-- Material shown start --

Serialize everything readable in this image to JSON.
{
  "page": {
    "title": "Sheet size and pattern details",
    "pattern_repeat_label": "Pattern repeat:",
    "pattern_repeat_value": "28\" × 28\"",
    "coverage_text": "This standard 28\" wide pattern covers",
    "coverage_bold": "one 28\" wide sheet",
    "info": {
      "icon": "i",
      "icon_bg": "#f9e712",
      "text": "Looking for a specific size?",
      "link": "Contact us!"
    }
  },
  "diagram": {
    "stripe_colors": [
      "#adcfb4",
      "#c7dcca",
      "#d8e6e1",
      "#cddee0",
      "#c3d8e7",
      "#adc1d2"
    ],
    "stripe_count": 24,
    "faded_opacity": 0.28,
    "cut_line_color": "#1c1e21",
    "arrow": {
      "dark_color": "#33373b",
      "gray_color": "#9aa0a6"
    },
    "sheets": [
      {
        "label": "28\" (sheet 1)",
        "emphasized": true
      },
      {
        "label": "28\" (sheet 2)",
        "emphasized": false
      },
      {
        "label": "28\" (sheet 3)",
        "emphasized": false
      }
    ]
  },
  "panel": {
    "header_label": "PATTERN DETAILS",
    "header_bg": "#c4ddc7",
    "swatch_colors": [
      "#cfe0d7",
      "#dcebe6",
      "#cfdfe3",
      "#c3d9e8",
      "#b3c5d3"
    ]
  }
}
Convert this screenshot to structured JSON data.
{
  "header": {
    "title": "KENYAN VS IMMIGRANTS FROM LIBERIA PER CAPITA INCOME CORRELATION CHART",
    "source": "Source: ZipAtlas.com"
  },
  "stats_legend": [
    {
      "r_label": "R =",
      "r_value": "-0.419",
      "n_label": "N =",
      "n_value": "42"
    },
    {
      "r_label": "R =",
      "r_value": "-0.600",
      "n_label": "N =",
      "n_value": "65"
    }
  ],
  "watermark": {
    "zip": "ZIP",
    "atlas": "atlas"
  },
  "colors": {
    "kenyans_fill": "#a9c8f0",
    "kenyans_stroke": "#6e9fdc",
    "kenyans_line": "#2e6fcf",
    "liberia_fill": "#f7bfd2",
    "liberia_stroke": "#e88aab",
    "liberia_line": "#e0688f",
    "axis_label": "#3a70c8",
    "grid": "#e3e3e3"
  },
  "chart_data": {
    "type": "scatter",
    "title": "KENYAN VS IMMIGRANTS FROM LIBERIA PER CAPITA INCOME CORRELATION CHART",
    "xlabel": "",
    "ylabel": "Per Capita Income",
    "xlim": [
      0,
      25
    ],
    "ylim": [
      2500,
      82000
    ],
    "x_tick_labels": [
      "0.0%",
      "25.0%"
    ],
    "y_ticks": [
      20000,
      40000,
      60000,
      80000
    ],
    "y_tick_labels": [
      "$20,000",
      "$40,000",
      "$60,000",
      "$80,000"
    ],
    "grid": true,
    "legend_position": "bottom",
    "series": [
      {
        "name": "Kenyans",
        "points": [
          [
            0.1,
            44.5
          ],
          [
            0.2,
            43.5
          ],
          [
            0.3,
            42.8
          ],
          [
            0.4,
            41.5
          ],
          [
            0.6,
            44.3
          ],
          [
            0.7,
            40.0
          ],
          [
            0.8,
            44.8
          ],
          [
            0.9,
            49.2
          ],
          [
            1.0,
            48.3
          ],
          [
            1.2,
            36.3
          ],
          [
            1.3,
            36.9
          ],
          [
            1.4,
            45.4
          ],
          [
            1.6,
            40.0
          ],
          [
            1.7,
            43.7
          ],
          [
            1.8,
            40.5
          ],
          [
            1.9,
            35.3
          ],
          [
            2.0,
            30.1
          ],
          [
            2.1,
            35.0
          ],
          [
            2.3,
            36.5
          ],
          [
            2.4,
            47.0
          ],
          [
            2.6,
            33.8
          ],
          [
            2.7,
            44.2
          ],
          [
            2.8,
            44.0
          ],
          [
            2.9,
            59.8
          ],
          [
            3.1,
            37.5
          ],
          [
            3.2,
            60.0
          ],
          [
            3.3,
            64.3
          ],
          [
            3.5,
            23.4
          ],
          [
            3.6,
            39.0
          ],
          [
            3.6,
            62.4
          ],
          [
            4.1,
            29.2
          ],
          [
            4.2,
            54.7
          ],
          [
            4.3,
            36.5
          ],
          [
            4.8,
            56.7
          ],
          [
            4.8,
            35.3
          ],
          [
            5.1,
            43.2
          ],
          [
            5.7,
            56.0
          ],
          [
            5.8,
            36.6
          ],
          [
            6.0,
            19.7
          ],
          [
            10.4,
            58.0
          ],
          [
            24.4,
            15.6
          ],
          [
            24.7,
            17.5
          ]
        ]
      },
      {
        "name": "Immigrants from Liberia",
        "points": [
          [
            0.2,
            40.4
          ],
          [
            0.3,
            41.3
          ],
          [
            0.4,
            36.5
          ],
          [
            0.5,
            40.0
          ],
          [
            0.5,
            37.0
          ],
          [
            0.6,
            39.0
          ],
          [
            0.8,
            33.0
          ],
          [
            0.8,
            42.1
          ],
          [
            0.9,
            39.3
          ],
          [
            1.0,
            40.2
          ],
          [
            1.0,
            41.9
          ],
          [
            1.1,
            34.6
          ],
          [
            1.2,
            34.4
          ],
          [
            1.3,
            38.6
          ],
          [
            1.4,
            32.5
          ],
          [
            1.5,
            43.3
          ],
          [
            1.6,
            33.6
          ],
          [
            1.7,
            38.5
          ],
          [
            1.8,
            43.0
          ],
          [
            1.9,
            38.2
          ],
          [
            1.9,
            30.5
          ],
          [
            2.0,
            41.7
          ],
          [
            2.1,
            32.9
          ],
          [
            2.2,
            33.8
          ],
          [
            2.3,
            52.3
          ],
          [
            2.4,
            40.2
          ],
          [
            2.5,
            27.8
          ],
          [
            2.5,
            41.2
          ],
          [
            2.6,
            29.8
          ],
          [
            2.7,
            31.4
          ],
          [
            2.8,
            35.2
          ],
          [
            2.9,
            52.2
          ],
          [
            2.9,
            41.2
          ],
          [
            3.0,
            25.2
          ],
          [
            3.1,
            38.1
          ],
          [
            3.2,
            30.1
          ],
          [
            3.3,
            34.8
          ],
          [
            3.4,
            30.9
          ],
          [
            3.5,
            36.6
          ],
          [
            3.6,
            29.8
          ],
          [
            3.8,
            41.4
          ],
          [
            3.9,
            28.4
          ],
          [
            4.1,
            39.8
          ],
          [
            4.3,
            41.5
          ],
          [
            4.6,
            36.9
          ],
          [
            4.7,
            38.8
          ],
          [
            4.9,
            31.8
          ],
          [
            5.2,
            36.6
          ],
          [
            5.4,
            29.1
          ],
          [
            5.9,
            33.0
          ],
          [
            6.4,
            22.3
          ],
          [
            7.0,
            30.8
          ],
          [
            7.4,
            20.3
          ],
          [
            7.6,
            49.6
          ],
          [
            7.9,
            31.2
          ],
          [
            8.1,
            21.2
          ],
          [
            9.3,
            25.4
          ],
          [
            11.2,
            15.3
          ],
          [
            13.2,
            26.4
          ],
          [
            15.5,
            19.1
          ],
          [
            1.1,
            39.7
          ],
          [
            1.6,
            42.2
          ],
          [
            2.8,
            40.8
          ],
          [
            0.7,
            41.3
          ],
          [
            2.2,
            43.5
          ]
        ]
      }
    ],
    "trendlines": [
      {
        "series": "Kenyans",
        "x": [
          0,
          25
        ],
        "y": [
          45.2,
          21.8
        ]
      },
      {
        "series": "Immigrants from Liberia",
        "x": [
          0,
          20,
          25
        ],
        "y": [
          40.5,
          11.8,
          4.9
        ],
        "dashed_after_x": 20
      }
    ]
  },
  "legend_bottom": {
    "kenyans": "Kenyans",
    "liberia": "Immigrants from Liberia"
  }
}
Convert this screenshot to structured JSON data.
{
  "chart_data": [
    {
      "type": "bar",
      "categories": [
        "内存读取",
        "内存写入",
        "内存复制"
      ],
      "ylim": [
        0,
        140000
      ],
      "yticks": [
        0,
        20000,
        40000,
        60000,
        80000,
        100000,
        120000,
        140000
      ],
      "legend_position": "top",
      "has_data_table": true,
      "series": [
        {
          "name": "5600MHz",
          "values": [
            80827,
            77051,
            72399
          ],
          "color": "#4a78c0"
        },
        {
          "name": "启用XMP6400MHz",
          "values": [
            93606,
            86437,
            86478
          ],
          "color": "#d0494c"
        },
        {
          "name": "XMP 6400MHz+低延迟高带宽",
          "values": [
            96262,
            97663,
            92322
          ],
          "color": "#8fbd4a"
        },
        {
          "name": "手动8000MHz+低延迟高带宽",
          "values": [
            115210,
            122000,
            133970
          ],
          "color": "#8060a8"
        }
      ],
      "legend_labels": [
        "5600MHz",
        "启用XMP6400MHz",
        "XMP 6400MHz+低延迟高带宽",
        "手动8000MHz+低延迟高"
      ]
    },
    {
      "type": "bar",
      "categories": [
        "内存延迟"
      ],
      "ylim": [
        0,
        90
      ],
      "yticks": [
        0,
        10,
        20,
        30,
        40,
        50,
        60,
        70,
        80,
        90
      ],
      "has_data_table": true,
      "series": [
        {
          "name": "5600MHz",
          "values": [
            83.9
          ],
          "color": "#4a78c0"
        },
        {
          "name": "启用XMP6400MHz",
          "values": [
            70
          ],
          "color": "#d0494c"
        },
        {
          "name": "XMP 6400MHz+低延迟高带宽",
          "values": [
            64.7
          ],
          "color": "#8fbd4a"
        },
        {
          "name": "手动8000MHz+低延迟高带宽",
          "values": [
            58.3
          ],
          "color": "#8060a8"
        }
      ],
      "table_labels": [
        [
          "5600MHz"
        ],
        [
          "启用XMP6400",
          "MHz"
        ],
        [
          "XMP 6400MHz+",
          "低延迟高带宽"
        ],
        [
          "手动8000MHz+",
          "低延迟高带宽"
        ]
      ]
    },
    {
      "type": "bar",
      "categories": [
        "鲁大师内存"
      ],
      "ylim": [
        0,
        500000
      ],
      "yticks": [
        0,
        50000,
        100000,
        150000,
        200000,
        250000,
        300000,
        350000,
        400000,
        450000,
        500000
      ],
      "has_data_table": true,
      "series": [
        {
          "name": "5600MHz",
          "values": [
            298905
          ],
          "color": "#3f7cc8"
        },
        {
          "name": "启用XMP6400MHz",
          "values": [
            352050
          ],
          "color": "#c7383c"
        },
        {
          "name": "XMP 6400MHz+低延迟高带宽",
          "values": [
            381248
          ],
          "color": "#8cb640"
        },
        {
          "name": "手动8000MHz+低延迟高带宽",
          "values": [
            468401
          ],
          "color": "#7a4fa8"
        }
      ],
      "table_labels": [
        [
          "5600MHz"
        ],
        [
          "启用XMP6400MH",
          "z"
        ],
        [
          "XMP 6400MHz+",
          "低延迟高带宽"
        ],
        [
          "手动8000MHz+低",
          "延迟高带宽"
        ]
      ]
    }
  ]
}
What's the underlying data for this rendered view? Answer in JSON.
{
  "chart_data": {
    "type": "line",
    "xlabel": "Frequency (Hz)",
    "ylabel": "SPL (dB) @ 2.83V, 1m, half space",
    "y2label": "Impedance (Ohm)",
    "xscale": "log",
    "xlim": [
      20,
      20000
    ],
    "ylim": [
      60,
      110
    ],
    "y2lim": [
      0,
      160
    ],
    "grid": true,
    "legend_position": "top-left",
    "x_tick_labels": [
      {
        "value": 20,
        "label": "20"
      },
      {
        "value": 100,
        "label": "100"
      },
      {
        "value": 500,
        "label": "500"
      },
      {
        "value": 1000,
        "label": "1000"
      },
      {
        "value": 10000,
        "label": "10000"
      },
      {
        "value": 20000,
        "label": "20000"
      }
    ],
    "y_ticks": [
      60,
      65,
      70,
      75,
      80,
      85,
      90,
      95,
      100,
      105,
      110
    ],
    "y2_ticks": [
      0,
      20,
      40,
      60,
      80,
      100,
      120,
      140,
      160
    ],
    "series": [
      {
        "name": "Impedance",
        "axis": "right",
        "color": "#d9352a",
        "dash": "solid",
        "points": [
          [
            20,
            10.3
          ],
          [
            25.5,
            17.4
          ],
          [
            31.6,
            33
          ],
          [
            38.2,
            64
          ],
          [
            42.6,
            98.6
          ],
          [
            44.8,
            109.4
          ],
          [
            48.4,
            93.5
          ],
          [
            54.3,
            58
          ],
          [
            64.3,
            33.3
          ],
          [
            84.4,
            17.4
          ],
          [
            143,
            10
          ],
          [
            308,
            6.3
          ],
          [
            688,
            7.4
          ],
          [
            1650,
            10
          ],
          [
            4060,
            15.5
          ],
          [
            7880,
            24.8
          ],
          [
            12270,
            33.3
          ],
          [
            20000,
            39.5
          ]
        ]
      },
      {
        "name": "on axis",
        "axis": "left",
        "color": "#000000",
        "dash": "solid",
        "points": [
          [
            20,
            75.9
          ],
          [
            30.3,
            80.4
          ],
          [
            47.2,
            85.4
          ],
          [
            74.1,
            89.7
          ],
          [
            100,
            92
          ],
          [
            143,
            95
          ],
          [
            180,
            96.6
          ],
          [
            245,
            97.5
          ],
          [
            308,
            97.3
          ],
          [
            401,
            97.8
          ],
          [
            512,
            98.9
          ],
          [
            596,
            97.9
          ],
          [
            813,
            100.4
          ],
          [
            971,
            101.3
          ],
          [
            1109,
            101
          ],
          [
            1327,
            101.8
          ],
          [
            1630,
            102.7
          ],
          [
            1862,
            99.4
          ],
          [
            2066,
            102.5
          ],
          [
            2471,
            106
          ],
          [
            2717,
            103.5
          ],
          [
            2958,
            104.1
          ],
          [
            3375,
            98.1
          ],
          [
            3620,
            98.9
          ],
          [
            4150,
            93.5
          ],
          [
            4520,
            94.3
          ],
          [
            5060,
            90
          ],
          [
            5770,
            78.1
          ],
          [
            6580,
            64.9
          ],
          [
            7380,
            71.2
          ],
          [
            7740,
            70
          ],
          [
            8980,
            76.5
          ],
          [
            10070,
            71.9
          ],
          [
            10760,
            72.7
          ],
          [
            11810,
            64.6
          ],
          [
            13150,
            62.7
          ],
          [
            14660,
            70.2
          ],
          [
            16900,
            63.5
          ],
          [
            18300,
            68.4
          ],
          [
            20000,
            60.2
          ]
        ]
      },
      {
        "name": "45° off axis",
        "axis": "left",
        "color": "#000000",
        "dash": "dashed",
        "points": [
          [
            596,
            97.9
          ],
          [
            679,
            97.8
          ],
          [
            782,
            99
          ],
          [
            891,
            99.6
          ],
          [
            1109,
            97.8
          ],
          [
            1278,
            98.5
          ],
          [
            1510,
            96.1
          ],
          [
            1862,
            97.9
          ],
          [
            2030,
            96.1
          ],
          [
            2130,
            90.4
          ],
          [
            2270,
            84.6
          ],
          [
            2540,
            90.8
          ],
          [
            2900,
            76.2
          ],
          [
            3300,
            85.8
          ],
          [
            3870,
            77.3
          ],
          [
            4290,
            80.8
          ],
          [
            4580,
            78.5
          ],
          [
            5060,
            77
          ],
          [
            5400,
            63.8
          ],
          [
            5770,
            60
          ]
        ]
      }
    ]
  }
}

-- Material shown end --

## Exercise directions
What is the number of lines holding the word "wide"? State it alone.

## The result
2